STATED EXERCISE: Emit the data below verbatim, stripping out any pictures.

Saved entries
-=-=-=-=-
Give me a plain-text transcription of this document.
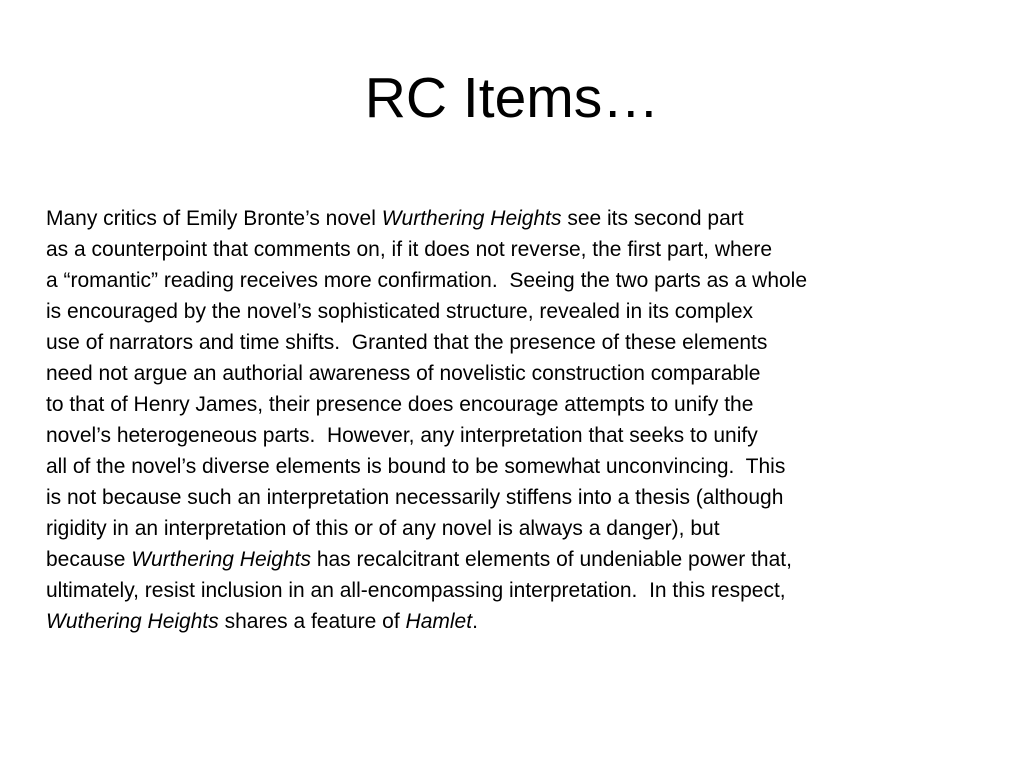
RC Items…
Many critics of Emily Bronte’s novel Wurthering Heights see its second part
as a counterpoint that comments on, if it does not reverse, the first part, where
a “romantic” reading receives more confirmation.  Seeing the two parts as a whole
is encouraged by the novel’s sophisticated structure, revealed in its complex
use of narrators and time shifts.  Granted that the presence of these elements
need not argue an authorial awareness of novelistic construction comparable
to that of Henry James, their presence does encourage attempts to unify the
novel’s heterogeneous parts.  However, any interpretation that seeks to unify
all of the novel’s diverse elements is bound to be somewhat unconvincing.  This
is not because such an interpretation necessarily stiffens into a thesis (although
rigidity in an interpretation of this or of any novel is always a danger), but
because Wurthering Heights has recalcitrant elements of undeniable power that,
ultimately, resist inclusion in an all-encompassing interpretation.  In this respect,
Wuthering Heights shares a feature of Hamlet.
-=-=-=-=-
WRITTEN REPLY:
Give me a plain-text transcription of this document.
RC Items…
Many critics of Emily Bronte’s novel Wurthering Heights see its second part
as a counterpoint that comments on, if it does not reverse, the first part, where
a “romantic” reading receives more confirmation.  Seeing the two parts as a whole
is encouraged by the novel’s sophisticated structure, revealed in its complex
use of narrators and time shifts.  Granted that the presence of these elements
need not argue an authorial awareness of novelistic construction comparable
to that of Henry James, their presence does encourage attempts to unify the
novel’s heterogeneous parts.  However, any interpretation that seeks to unify
all of the novel’s diverse elements is bound to be somewhat unconvincing.  This
is not because such an interpretation necessarily stiffens into a thesis (although
rigidity in an interpretation of this or of any novel is always a danger), but
because Wurthering Heights has recalcitrant elements of undeniable power that,
ultimately, resist inclusion in an all-encompassing interpretation.  In this respect,
Wuthering Heights shares a feature of Hamlet.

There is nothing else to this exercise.